Record extracts:
[Start of section]
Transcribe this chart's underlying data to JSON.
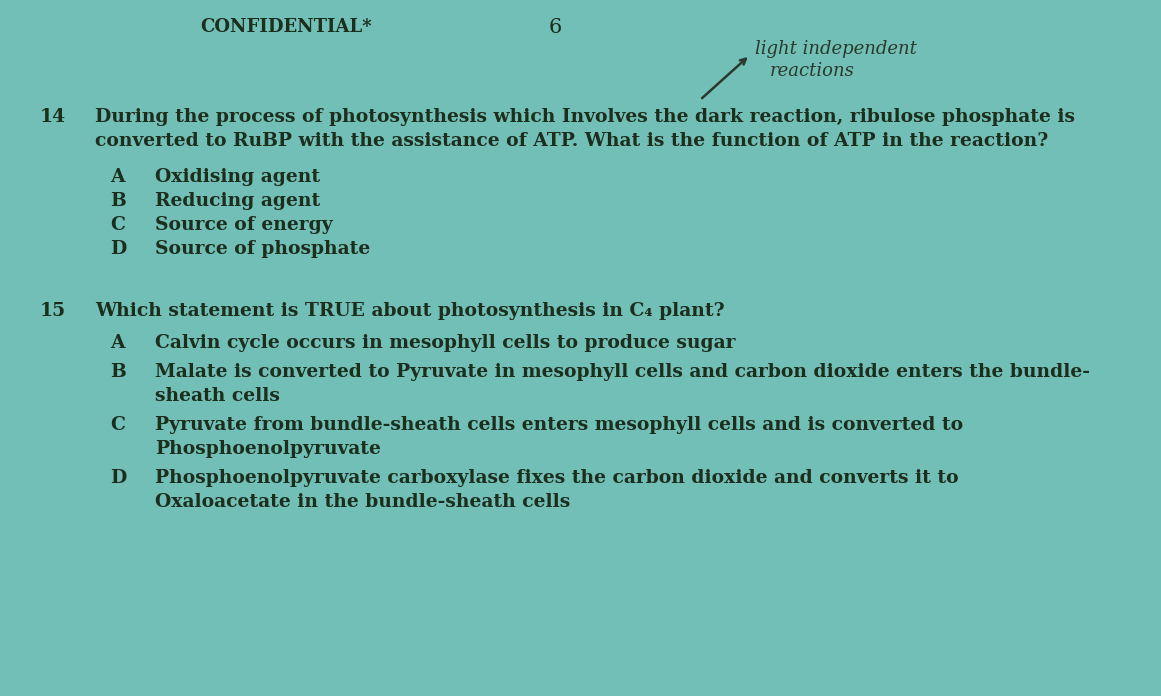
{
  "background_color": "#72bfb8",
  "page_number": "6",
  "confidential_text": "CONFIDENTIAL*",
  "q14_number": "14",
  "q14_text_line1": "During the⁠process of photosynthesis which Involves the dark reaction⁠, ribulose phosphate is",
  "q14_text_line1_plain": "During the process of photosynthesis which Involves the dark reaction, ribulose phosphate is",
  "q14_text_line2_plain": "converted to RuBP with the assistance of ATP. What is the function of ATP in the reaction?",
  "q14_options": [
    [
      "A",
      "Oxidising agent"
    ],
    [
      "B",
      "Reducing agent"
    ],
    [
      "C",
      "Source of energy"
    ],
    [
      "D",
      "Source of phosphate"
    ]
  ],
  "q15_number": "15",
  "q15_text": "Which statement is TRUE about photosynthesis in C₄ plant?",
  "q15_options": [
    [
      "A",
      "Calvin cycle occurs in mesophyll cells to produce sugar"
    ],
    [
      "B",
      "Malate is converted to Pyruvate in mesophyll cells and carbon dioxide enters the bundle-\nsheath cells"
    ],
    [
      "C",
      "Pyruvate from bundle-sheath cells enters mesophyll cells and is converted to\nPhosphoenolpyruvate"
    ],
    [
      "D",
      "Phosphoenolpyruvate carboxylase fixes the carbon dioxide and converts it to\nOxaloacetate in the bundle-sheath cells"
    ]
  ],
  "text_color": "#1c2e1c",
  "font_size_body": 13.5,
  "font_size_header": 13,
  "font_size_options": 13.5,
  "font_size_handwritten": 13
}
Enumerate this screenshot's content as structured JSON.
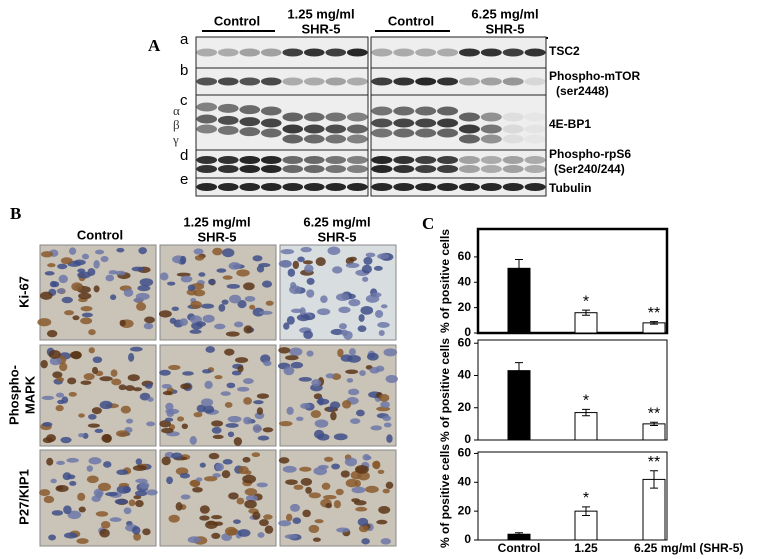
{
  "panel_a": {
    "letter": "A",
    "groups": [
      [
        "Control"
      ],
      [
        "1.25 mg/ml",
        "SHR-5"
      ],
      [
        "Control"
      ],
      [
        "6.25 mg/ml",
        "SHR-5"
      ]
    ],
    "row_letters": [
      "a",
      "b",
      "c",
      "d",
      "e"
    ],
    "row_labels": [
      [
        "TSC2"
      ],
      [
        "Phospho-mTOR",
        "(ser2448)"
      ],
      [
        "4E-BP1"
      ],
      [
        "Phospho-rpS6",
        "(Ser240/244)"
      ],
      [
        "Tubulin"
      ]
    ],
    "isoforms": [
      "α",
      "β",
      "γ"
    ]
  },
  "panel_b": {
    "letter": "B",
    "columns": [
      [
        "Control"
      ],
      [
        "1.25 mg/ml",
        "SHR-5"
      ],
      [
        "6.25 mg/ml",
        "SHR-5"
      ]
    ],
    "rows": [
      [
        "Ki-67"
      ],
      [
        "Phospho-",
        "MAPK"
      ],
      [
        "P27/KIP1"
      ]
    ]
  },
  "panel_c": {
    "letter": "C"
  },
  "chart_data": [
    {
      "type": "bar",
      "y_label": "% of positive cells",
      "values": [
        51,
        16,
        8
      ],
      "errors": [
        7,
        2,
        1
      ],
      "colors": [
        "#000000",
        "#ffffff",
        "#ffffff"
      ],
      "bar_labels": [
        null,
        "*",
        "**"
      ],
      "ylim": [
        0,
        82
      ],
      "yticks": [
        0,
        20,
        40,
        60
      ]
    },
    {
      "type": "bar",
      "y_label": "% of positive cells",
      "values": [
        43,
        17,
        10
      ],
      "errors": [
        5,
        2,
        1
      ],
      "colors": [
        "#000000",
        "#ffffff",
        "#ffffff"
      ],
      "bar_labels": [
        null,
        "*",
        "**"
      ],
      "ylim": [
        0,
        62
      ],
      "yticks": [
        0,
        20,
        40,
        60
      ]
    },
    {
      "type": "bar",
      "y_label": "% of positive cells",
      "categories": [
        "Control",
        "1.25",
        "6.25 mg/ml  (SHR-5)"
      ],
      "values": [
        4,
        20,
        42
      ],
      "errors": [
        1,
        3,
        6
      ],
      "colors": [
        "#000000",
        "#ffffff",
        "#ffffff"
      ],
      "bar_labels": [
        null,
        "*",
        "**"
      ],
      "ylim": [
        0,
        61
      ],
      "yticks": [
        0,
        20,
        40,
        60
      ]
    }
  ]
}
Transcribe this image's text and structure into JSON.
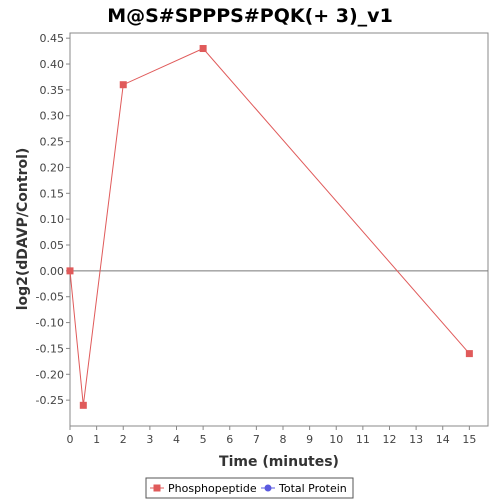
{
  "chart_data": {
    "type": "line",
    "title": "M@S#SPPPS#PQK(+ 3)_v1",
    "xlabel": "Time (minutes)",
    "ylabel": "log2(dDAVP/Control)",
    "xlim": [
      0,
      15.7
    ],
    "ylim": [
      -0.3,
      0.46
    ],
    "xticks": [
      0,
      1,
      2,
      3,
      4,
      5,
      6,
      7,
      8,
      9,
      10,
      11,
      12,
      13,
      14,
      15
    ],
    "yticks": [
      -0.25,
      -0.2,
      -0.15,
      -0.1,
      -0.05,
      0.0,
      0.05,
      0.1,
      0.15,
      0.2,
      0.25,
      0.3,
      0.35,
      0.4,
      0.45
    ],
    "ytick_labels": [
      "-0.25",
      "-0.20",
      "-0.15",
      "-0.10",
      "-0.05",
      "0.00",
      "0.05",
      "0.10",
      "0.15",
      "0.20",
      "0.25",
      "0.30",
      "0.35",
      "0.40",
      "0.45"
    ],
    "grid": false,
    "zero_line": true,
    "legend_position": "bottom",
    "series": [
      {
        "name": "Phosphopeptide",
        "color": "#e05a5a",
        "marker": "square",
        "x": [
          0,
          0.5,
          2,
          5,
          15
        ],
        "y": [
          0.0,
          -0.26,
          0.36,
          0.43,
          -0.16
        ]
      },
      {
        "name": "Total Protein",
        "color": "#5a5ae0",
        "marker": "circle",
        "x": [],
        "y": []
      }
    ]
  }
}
[End of section]
Your assignment: Only the text of the listing above is wanted, transcribed exactly, without its images.

Written answer:
Transcribe this chart's underlying data to JSON.
{
  "background_color": "#72bfb8",
  "page_number": "6",
  "confidential_text": "CONFIDENTIAL*",
  "q14_number": "14",
  "q14_text_line1": "During the⁠process of photosynthesis which Involves the dark reaction⁠, ribulose phosphate is",
  "q14_text_line1_plain": "During the process of photosynthesis which Involves the dark reaction, ribulose phosphate is",
  "q14_text_line2_plain": "converted to RuBP with the assistance of ATP. What is the function of ATP in the reaction?",
  "q14_options": [
    [
      "A",
      "Oxidising agent"
    ],
    [
      "B",
      "Reducing agent"
    ],
    [
      "C",
      "Source of energy"
    ],
    [
      "D",
      "Source of phosphate"
    ]
  ],
  "q15_number": "15",
  "q15_text": "Which statement is TRUE about photosynthesis in C₄ plant?",
  "q15_options": [
    [
      "A",
      "Calvin cycle occurs in mesophyll cells to produce sugar"
    ],
    [
      "B",
      "Malate is converted to Pyruvate in mesophyll cells and carbon dioxide enters the bundle-\nsheath cells"
    ],
    [
      "C",
      "Pyruvate from bundle-sheath cells enters mesophyll cells and is converted to\nPhosphoenolpyruvate"
    ],
    [
      "D",
      "Phosphoenolpyruvate carboxylase fixes the carbon dioxide and converts it to\nOxaloacetate in the bundle-sheath cells"
    ]
  ],
  "text_color": "#1c2e1c",
  "font_size_body": 13.5,
  "font_size_header": 13,
  "font_size_options": 13.5,
  "font_size_handwritten": 13
}
Enumerate this screenshot's content as structured JSON.
{
  "panel_a": {
    "letter": "A",
    "groups": [
      [
        "Control"
      ],
      [
        "1.25 mg/ml",
        "SHR-5"
      ],
      [
        "Control"
      ],
      [
        "6.25 mg/ml",
        "SHR-5"
      ]
    ],
    "row_letters": [
      "a",
      "b",
      "c",
      "d",
      "e"
    ],
    "row_labels": [
      [
        "TSC2"
      ],
      [
        "Phospho-mTOR",
        "(ser2448)"
      ],
      [
        "4E-BP1"
      ],
      [
        "Phospho-rpS6",
        "(Ser240/244)"
      ],
      [
        "Tubulin"
      ]
    ],
    "isoforms": [
      "α",
      "β",
      "γ"
    ]
  },
  "panel_b": {
    "letter": "B",
    "columns": [
      [
        "Control"
      ],
      [
        "1.25 mg/ml",
        "SHR-5"
      ],
      [
        "6.25 mg/ml",
        "SHR-5"
      ]
    ],
    "rows": [
      [
        "Ki-67"
      ],
      [
        "Phospho-",
        "MAPK"
      ],
      [
        "P27/KIP1"
      ]
    ]
  },
  "panel_c": {
    "letter": "C"
  },
  "chart_data": [
    {
      "type": "bar",
      "y_label": "% of positive cells",
      "values": [
        51,
        16,
        8
      ],
      "errors": [
        7,
        2,
        1
      ],
      "colors": [
        "#000000",
        "#ffffff",
        "#ffffff"
      ],
      "bar_labels": [
        null,
        "*",
        "**"
      ],
      "ylim": [
        0,
        82
      ],
      "yticks": [
        0,
        20,
        40,
        60
      ]
    },
    {
      "type": "bar",
      "y_label": "% of positive cells",
      "values": [
        43,
        17,
        10
      ],
      "errors": [
        5,
        2,
        1
      ],
      "colors": [
        "#000000",
        "#ffffff",
        "#ffffff"
      ],
      "bar_labels": [
        null,
        "*",
        "**"
      ],
      "ylim": [
        0,
        62
      ],
      "yticks": [
        0,
        20,
        40,
        60
      ]
    },
    {
      "type": "bar",
      "y_label": "% of positive cells",
      "categories": [
        "Control",
        "1.25",
        "6.25 mg/ml  (SHR-5)"
      ],
      "values": [
        4,
        20,
        42
      ],
      "errors": [
        1,
        3,
        6
      ],
      "colors": [
        "#000000",
        "#ffffff",
        "#ffffff"
      ],
      "bar_labels": [
        null,
        "*",
        "**"
      ],
      "ylim": [
        0,
        61
      ],
      "yticks": [
        0,
        20,
        40,
        60
      ]
    }
  ]
}
Transcribe this image's text and structure into JSON.
{
  "chart_data": {
    "type": "line",
    "title": "M@S#SPPPS#PQK(+ 3)_v1",
    "xlabel": "Time (minutes)",
    "ylabel": "log2(dDAVP/Control)",
    "xlim": [
      0,
      15.7
    ],
    "ylim": [
      -0.3,
      0.46
    ],
    "xticks": [
      0,
      1,
      2,
      3,
      4,
      5,
      6,
      7,
      8,
      9,
      10,
      11,
      12,
      13,
      14,
      15
    ],
    "yticks": [
      -0.25,
      -0.2,
      -0.15,
      -0.1,
      -0.05,
      0.0,
      0.05,
      0.1,
      0.15,
      0.2,
      0.25,
      0.3,
      0.35,
      0.4,
      0.45
    ],
    "ytick_labels": [
      "-0.25",
      "-0.20",
      "-0.15",
      "-0.10",
      "-0.05",
      "0.00",
      "0.05",
      "0.10",
      "0.15",
      "0.20",
      "0.25",
      "0.30",
      "0.35",
      "0.40",
      "0.45"
    ],
    "grid": false,
    "zero_line": true,
    "legend_position": "bottom",
    "series": [
      {
        "name": "Phosphopeptide",
        "color": "#e05a5a",
        "marker": "square",
        "x": [
          0,
          0.5,
          2,
          5,
          15
        ],
        "y": [
          0.0,
          -0.26,
          0.36,
          0.43,
          -0.16
        ]
      },
      {
        "name": "Total Protein",
        "color": "#5a5ae0",
        "marker": "circle",
        "x": [],
        "y": []
      }
    ]
  }
}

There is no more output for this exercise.